■ **EXERCISE REQUIREMENTS**
Your task is to output the listing word for word, with pictures excluded.

■ **INPUT RECORDS**
□ □ □
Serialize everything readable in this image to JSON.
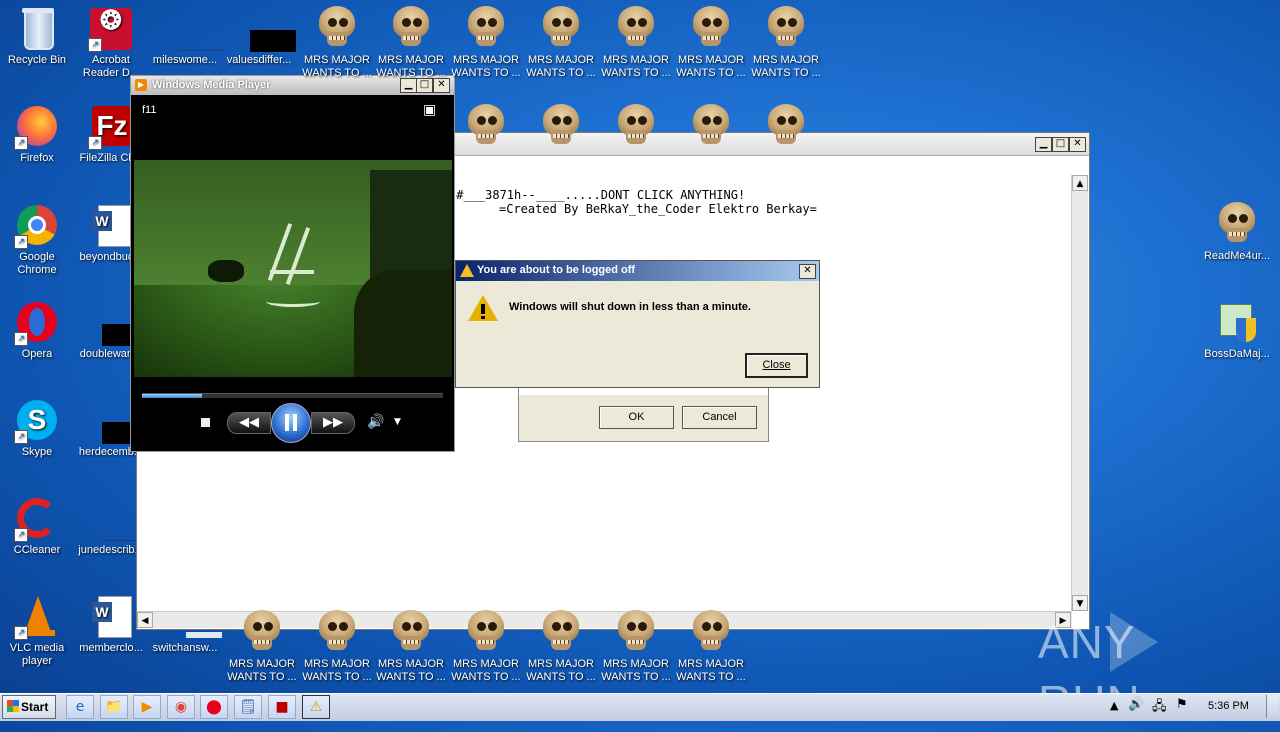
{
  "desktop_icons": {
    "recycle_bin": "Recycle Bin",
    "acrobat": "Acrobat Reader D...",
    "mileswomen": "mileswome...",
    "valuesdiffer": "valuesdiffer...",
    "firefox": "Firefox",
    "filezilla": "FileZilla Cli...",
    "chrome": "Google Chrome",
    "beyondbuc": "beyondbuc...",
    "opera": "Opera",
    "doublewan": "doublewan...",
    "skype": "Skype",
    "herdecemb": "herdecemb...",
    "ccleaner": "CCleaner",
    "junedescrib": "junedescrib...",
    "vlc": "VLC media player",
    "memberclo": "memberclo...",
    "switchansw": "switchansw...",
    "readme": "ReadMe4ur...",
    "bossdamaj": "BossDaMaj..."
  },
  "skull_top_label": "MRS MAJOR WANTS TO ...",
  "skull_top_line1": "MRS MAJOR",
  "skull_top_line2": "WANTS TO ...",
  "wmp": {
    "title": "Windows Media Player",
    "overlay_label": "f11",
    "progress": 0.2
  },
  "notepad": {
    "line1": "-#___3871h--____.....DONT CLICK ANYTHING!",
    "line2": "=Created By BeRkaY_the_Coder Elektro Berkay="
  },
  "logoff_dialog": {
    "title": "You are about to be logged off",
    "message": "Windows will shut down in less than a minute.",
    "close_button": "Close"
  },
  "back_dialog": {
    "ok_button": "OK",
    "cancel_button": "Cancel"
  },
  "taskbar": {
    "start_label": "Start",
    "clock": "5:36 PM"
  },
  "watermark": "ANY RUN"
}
□ □ □
■ **CORRECT RESULT**
Serialize everything readable in this image to JSON.
{
  "desktop_icons": {
    "recycle_bin": "Recycle Bin",
    "acrobat": "Acrobat Reader D...",
    "mileswomen": "mileswome...",
    "valuesdiffer": "valuesdiffer...",
    "firefox": "Firefox",
    "filezilla": "FileZilla Cli...",
    "chrome": "Google Chrome",
    "beyondbuc": "beyondbuc...",
    "opera": "Opera",
    "doublewan": "doublewan...",
    "skype": "Skype",
    "herdecemb": "herdecemb...",
    "ccleaner": "CCleaner",
    "junedescrib": "junedescrib...",
    "vlc": "VLC media player",
    "memberclo": "memberclo...",
    "switchansw": "switchansw...",
    "readme": "ReadMe4ur...",
    "bossdamaj": "BossDaMaj..."
  },
  "skull_top_label": "MRS MAJOR WANTS TO ...",
  "skull_top_line1": "MRS MAJOR",
  "skull_top_line2": "WANTS TO ...",
  "wmp": {
    "title": "Windows Media Player",
    "overlay_label": "f11",
    "progress": 0.2
  },
  "notepad": {
    "line1": "-#___3871h--____.....DONT CLICK ANYTHING!",
    "line2": "=Created By BeRkaY_the_Coder Elektro Berkay="
  },
  "logoff_dialog": {
    "title": "You are about to be logged off",
    "message": "Windows will shut down in less than a minute.",
    "close_button": "Close"
  },
  "back_dialog": {
    "ok_button": "OK",
    "cancel_button": "Cancel"
  },
  "taskbar": {
    "start_label": "Start",
    "clock": "5:36 PM"
  },
  "watermark": "ANY RUN"
}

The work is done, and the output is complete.